#### [ITEMS]

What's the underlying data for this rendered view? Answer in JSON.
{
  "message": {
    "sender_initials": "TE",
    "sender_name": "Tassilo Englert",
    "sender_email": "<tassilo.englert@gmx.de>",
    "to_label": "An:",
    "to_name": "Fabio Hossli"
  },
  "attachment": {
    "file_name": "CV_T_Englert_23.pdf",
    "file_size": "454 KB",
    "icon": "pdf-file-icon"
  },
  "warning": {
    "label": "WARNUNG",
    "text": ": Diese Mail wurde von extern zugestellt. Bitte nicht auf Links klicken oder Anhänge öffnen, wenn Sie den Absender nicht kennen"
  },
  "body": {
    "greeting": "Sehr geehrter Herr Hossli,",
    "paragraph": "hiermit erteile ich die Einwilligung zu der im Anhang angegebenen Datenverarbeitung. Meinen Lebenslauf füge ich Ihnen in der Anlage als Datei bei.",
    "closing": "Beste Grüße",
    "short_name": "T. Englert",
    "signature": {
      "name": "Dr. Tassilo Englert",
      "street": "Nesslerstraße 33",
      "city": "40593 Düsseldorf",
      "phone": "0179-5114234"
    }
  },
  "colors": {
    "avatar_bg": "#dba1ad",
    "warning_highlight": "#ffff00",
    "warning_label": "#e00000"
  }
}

#### [DIRECTIVE]
Copy each line of the data exactly, leaving nothing out.

#### [PROBLEM SOLUTION]
What's the underlying data for this rendered view? Answer in JSON.
{
  "message": {
    "sender_initials": "TE",
    "sender_name": "Tassilo Englert",
    "sender_email": "<tassilo.englert@gmx.de>",
    "to_label": "An:",
    "to_name": "Fabio Hossli"
  },
  "attachment": {
    "file_name": "CV_T_Englert_23.pdf",
    "file_size": "454 KB",
    "icon": "pdf-file-icon"
  },
  "warning": {
    "label": "WARNUNG",
    "text": ": Diese Mail wurde von extern zugestellt. Bitte nicht auf Links klicken oder Anhänge öffnen, wenn Sie den Absender nicht kennen"
  },
  "body": {
    "greeting": "Sehr geehrter Herr Hossli,",
    "paragraph": "hiermit erteile ich die Einwilligung zu der im Anhang angegebenen Datenverarbeitung. Meinen Lebenslauf füge ich Ihnen in der Anlage als Datei bei.",
    "closing": "Beste Grüße",
    "short_name": "T. Englert",
    "signature": {
      "name": "Dr. Tassilo Englert",
      "street": "Nesslerstraße 33",
      "city": "40593 Düsseldorf",
      "phone": "0179-5114234"
    }
  },
  "colors": {
    "avatar_bg": "#dba1ad",
    "warning_highlight": "#ffff00",
    "warning_label": "#e00000"
  }
}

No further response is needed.